EXERCISE BRIEF: Print each line exactly as it is given.
** start MATERIAL FOR THIS TASK **
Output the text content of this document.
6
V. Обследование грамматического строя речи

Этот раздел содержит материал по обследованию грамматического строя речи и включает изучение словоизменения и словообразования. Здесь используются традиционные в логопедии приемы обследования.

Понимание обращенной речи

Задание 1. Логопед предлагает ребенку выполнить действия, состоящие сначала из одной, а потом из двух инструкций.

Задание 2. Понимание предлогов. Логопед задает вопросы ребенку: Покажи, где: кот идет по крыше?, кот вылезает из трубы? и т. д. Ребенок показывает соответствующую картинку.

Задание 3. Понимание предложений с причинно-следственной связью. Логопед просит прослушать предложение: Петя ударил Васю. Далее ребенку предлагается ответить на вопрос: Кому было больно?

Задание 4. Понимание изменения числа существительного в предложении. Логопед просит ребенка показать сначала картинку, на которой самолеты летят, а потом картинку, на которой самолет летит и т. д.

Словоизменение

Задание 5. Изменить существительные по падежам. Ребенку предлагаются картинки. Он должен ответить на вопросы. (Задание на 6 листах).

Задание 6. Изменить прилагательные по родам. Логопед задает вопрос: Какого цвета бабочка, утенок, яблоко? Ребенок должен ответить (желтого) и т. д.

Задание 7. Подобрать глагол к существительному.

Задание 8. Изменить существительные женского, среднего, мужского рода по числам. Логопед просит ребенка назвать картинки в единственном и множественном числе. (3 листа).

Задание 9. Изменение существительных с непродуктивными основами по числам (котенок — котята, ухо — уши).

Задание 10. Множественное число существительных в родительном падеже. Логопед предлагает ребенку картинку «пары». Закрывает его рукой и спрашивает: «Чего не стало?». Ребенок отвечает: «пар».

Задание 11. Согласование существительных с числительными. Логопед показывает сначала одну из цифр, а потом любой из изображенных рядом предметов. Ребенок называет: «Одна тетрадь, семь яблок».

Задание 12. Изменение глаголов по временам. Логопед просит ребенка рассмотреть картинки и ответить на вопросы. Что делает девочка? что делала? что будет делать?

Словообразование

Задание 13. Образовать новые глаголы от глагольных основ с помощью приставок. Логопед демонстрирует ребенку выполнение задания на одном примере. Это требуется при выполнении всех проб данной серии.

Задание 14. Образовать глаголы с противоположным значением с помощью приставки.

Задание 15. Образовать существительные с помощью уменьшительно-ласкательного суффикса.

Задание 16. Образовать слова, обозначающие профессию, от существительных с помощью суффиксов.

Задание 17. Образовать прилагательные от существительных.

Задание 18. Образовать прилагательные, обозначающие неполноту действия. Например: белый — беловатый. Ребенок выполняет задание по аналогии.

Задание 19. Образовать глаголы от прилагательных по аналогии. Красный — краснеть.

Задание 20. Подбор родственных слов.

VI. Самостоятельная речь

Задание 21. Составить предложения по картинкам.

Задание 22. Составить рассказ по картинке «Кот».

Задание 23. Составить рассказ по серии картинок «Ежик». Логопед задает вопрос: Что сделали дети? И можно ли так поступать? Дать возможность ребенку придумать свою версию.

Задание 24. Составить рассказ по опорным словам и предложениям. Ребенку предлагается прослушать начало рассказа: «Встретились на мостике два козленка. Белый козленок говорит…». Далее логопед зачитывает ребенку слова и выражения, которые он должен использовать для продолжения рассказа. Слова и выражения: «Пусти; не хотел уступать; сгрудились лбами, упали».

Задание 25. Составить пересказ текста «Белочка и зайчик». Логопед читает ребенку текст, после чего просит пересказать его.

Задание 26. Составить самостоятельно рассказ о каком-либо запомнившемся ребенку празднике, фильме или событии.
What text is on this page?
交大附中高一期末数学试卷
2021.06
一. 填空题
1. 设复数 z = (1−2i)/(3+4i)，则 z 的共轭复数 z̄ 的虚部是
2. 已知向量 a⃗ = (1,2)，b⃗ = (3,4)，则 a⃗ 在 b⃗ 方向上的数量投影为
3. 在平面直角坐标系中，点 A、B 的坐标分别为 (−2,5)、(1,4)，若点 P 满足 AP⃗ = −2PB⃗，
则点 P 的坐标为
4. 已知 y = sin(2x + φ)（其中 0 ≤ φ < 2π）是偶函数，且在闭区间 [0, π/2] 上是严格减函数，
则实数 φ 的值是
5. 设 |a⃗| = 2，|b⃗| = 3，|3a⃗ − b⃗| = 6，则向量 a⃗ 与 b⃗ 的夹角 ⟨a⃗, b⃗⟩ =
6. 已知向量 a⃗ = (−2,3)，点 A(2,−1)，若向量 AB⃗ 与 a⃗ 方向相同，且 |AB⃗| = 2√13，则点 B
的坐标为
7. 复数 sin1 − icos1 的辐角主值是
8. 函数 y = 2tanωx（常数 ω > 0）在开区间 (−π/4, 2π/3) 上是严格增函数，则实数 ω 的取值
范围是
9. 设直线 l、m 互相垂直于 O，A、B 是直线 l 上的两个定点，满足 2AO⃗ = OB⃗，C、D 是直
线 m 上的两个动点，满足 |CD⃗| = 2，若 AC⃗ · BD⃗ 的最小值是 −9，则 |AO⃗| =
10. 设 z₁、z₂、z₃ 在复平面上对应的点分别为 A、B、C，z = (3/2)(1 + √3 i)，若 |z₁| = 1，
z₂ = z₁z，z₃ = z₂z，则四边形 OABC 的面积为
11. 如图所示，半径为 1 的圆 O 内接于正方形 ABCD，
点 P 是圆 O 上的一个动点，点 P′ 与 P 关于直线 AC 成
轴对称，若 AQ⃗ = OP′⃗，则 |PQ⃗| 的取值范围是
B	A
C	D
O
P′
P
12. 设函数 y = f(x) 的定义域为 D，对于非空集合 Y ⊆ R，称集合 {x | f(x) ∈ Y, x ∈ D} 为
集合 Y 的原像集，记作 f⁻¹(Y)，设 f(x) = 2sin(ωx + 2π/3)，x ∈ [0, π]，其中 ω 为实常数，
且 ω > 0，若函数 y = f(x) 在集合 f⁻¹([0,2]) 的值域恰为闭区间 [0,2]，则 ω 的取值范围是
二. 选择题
** end MATERIAL FOR THIS TASK **
THE REPLY:
Output the text content of this document.
6
V. Обследование грамматического строя речи

Этот раздел содержит материал по обследованию грамматического строя речи и включает изучение словоизменения и словообразования. Здесь используются традиционные в логопедии приемы обследования.

Понимание обращенной речи

Задание 1. Логопед предлагает ребенку выполнить действия, состоящие сначала из одной, а потом из двух инструкций.

Задание 2. Понимание предлогов. Логопед задает вопросы ребенку: Покажи, где: кот идет по крыше?, кот вылезает из трубы? и т. д. Ребенок показывает соответствующую картинку.

Задание 3. Понимание предложений с причинно-следственной связью. Логопед просит прослушать предложение: Петя ударил Васю. Далее ребенку предлагается ответить на вопрос: Кому было больно?

Задание 4. Понимание изменения числа существительного в предложении. Логопед просит ребенка показать сначала картинку, на которой самолеты летят, а потом картинку, на которой самолет летит и т. д.

Словоизменение

Задание 5. Изменить существительные по падежам. Ребенку предлагаются картинки. Он должен ответить на вопросы. (Задание на 6 листах).

Задание 6. Изменить прилагательные по родам. Логопед задает вопрос: Какого цвета бабочка, утенок, яблоко? Ребенок должен ответить (желтого) и т. д.

Задание 7. Подобрать глагол к существительному.

Задание 8. Изменить существительные женского, среднего, мужского рода по числам. Логопед просит ребенка назвать картинки в единственном и множественном числе. (3 листа).

Задание 9. Изменение существительных с непродуктивными основами по числам (котенок — котята, ухо — уши).

Задание 10. Множественное число существительных в родительном падеже. Логопед предлагает ребенку картинку «пары». Закрывает его рукой и спрашивает: «Чего не стало?». Ребенок отвечает: «пар».

Задание 11. Согласование существительных с числительными. Логопед показывает сначала одну из цифр, а потом любой из изображенных рядом предметов. Ребенок называет: «Одна тетрадь, семь яблок».

Задание 12. Изменение глаголов по временам. Логопед просит ребенка рассмотреть картинки и ответить на вопросы. Что делает девочка? что делала? что будет делать?

Словообразование

Задание 13. Образовать новые глаголы от глагольных основ с помощью приставок. Логопед демонстрирует ребенку выполнение задания на одном примере. Это требуется при выполнении всех проб данной серии.

Задание 14. Образовать глаголы с противоположным значением с помощью приставки.

Задание 15. Образовать существительные с помощью уменьшительно-ласкательного суффикса.

Задание 16. Образовать слова, обозначающие профессию, от существительных с помощью суффиксов.

Задание 17. Образовать прилагательные от существительных.

Задание 18. Образовать прилагательные, обозначающие неполноту действия. Например: белый — беловатый. Ребенок выполняет задание по аналогии.

Задание 19. Образовать глаголы от прилагательных по аналогии. Красный — краснеть.

Задание 20. Подбор родственных слов.

VI. Самостоятельная речь

Задание 21. Составить предложения по картинкам.

Задание 22. Составить рассказ по картинке «Кот».

Задание 23. Составить рассказ по серии картинок «Ежик». Логопед задает вопрос: Что сделали дети? И можно ли так поступать? Дать возможность ребенку придумать свою версию.

Задание 24. Составить рассказ по опорным словам и предложениям. Ребенку предлагается прослушать начало рассказа: «Встретились на мостике два козленка. Белый козленок говорит…». Далее логопед зачитывает ребенку слова и выражения, которые он должен использовать для продолжения рассказа. Слова и выражения: «Пусти; не хотел уступать; сгрудились лбами, упали».

Задание 25. Составить пересказ текста «Белочка и зайчик». Логопед читает ребенку текст, после чего просит пересказать его.

Задание 26. Составить самостоятельно рассказ о каком-либо запомнившемся ребенку празднике, фильме или событии.
What text is on this page?
交大附中高一期末数学试卷
2021.06
一. 填空题
1. 设复数 z = (1−2i)/(3+4i)，则 z 的共轭复数 z̄ 的虚部是
2. 已知向量 a⃗ = (1,2)，b⃗ = (3,4)，则 a⃗ 在 b⃗ 方向上的数量投影为
3. 在平面直角坐标系中，点 A、B 的坐标分别为 (−2,5)、(1,4)，若点 P 满足 AP⃗ = −2PB⃗，
则点 P 的坐标为
4. 已知 y = sin(2x + φ)（其中 0 ≤ φ < 2π）是偶函数，且在闭区间 [0, π/2] 上是严格减函数，
则实数 φ 的值是
5. 设 |a⃗| = 2，|b⃗| = 3，|3a⃗ − b⃗| = 6，则向量 a⃗ 与 b⃗ 的夹角 ⟨a⃗, b⃗⟩ =
6. 已知向量 a⃗ = (−2,3)，点 A(2,−1)，若向量 AB⃗ 与 a⃗ 方向相同，且 |AB⃗| = 2√13，则点 B
的坐标为
7. 复数 sin1 − icos1 的辐角主值是
8. 函数 y = 2tanωx（常数 ω > 0）在开区间 (−π/4, 2π/3) 上是严格增函数，则实数 ω 的取值
范围是
9. 设直线 l、m 互相垂直于 O，A、B 是直线 l 上的两个定点，满足 2AO⃗ = OB⃗，C、D 是直
线 m 上的两个动点，满足 |CD⃗| = 2，若 AC⃗ · BD⃗ 的最小值是 −9，则 |AO⃗| =
10. 设 z₁、z₂、z₃ 在复平面上对应的点分别为 A、B、C，z = (3/2)(1 + √3 i)，若 |z₁| = 1，
z₂ = z₁z，z₃ = z₂z，则四边形 OABC 的面积为
11. 如图所示，半径为 1 的圆 O 内接于正方形 ABCD，
点 P 是圆 O 上的一个动点，点 P′ 与 P 关于直线 AC 成
轴对称，若 AQ⃗ = OP′⃗，则 |PQ⃗| 的取值范围是
B	A
C	D
O
P′
P
12. 设函数 y = f(x) 的定义域为 D，对于非空集合 Y ⊆ R，称集合 {x | f(x) ∈ Y, x ∈ D} 为
集合 Y 的原像集，记作 f⁻¹(Y)，设 f(x) = 2sin(ωx + 2π/3)，x ∈ [0, π]，其中 ω 为实常数，
且 ω > 0，若函数 y = f(x) 在集合 f⁻¹([0,2]) 的值域恰为闭区间 [0,2]，则 ω 的取值范围是
二. 选择题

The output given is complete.